# [What this task involves]
Without the pictures, reproduce the records that follow exactly.

# [Entries provided]
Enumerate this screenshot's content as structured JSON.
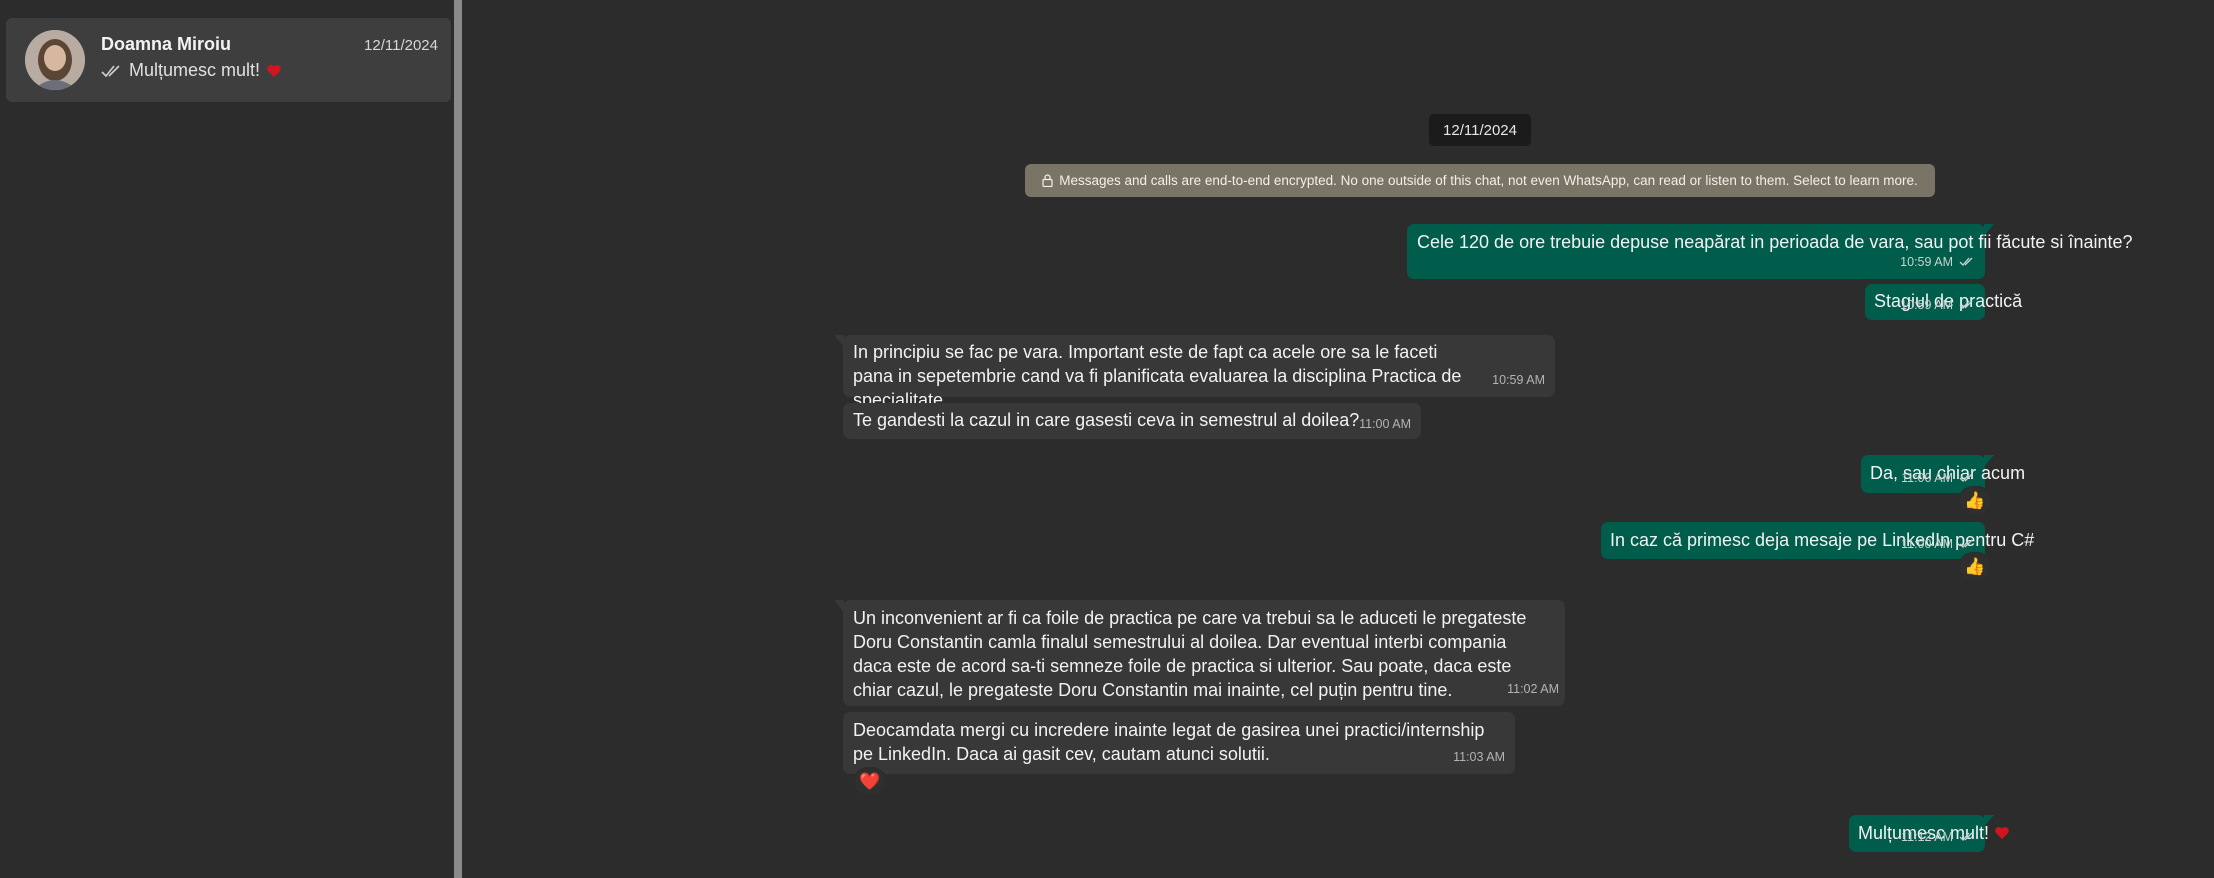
{
  "sidebar": {
    "chat": {
      "name": "Doamna Miroiu",
      "date": "12/11/2024",
      "preview": "Mulțumesc mult!",
      "preview_icon": "double-check-icon",
      "preview_emoji": "red-heart"
    }
  },
  "conversation": {
    "date_chip": "12/11/2024",
    "encryption_notice": "Messages and calls are end-to-end encrypted. No one outside of this chat, not even WhatsApp, can read or listen to them. Select to learn more.",
    "messages": [
      {
        "direction": "out",
        "text": "Cele 120 de ore trebuie depuse neapărat in perioada de vara, sau pot fii făcute si înainte?",
        "time": "10:59 AM"
      },
      {
        "direction": "out",
        "text": "Stagiul de practică",
        "time": "10:59 AM"
      },
      {
        "direction": "in",
        "text": "In principiu se fac pe vara. Important este de fapt ca acele ore sa le faceti pana in sepetembrie cand va fi planificata evaluarea la disciplina Practica de specialitate.",
        "time": "10:59 AM"
      },
      {
        "direction": "in",
        "text": "Te gandesti la cazul in care gasesti ceva in semestrul al doilea?",
        "time": "11:00 AM"
      },
      {
        "direction": "out",
        "text": "Da, sau chiar acum",
        "time": "11:00 AM",
        "reaction": "👍"
      },
      {
        "direction": "out",
        "text": "In caz că primesc deja mesaje pe LinkedIn pentru C#",
        "time": "11:00 AM",
        "reaction": "👍"
      },
      {
        "direction": "in",
        "text": "Un inconvenient ar fi ca foile de practica pe care va trebui sa le aduceti le pregateste Doru Constantin camla finalul semestrului al doilea. Dar eventual interbi compania daca este de acord sa-ti semneze foile de practica si ulterior. Sau poate, daca este chiar cazul, le pregateste Doru Constantin mai inainte, cel puțin pentru tine.",
        "time": "11:02 AM"
      },
      {
        "direction": "in",
        "text": "Deocamdata mergi cu incredere inainte legat de gasirea unei practici/internship pe LinkedIn. Daca ai gasit cev, cautam atunci solutii.",
        "time": "11:03 AM",
        "reaction": "❤️"
      },
      {
        "direction": "out",
        "text": "Mulțumesc mult!",
        "time": "11:12 AM",
        "emoji": "red-heart"
      }
    ]
  },
  "colors": {
    "outgoing_bubble": "#005c4b",
    "incoming_bubble": "#383838",
    "background": "#2c2c2c",
    "encryption_banner": "#7a7466"
  }
}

# [Task answer]
Enumerate this screenshot's content as structured JSON.
{
  "sidebar": {
    "chat": {
      "name": "Doamna Miroiu",
      "date": "12/11/2024",
      "preview": "Mulțumesc mult!",
      "preview_icon": "double-check-icon",
      "preview_emoji": "red-heart"
    }
  },
  "conversation": {
    "date_chip": "12/11/2024",
    "encryption_notice": "Messages and calls are end-to-end encrypted. No one outside of this chat, not even WhatsApp, can read or listen to them. Select to learn more.",
    "messages": [
      {
        "direction": "out",
        "text": "Cele 120 de ore trebuie depuse neapărat in perioada de vara, sau pot fii făcute si înainte?",
        "time": "10:59 AM"
      },
      {
        "direction": "out",
        "text": "Stagiul de practică",
        "time": "10:59 AM"
      },
      {
        "direction": "in",
        "text": "In principiu se fac pe vara. Important este de fapt ca acele ore sa le faceti pana in sepetembrie cand va fi planificata evaluarea la disciplina Practica de specialitate.",
        "time": "10:59 AM"
      },
      {
        "direction": "in",
        "text": "Te gandesti la cazul in care gasesti ceva in semestrul al doilea?",
        "time": "11:00 AM"
      },
      {
        "direction": "out",
        "text": "Da, sau chiar acum",
        "time": "11:00 AM",
        "reaction": "👍"
      },
      {
        "direction": "out",
        "text": "In caz că primesc deja mesaje pe LinkedIn pentru C#",
        "time": "11:00 AM",
        "reaction": "👍"
      },
      {
        "direction": "in",
        "text": "Un inconvenient ar fi ca foile de practica pe care va trebui sa le aduceti le pregateste Doru Constantin camla finalul semestrului al doilea. Dar eventual interbi compania daca este de acord sa-ti semneze foile de practica si ulterior. Sau poate, daca este chiar cazul, le pregateste Doru Constantin mai inainte, cel puțin pentru tine.",
        "time": "11:02 AM"
      },
      {
        "direction": "in",
        "text": "Deocamdata mergi cu incredere inainte legat de gasirea unei practici/internship pe LinkedIn. Daca ai gasit cev, cautam atunci solutii.",
        "time": "11:03 AM",
        "reaction": "❤️"
      },
      {
        "direction": "out",
        "text": "Mulțumesc mult!",
        "time": "11:12 AM",
        "emoji": "red-heart"
      }
    ]
  },
  "colors": {
    "outgoing_bubble": "#005c4b",
    "incoming_bubble": "#383838",
    "background": "#2c2c2c",
    "encryption_banner": "#7a7466"
  }
}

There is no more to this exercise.